═════ Raw data ═════
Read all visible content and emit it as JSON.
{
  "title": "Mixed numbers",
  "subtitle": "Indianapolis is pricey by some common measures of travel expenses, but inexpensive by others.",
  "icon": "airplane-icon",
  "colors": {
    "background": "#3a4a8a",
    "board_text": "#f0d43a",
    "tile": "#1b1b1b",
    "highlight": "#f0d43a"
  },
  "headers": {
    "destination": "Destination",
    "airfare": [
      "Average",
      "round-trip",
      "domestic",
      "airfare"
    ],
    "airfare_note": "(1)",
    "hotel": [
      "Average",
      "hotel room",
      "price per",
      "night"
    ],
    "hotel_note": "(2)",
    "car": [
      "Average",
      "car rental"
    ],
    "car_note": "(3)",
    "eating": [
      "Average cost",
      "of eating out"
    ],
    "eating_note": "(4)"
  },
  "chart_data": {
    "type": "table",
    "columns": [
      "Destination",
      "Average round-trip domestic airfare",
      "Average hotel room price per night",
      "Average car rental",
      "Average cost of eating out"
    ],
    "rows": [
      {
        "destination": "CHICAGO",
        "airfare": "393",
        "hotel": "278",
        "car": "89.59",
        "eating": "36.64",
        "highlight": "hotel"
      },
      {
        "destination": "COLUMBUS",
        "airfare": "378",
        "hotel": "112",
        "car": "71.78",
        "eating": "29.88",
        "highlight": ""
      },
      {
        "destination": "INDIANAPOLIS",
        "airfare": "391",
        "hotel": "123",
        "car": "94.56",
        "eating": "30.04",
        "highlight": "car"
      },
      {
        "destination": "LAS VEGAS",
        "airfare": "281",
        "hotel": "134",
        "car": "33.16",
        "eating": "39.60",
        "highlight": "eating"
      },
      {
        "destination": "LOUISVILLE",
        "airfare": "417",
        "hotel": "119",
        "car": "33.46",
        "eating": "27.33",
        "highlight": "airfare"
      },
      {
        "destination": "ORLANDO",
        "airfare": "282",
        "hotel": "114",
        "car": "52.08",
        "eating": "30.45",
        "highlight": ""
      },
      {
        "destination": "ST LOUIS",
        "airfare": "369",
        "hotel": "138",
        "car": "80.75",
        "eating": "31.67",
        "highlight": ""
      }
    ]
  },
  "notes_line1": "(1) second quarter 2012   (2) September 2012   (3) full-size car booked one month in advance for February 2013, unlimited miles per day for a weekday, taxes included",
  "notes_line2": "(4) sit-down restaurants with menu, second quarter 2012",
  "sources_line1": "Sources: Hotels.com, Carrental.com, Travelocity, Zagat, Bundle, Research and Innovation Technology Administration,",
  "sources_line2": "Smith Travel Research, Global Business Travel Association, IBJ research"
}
═════
**Short task**
Read the entries above, then pull out the lines that include "domestic".

**Answer for this exercise**
      "domestic",
      "Average round-trip domestic airfare",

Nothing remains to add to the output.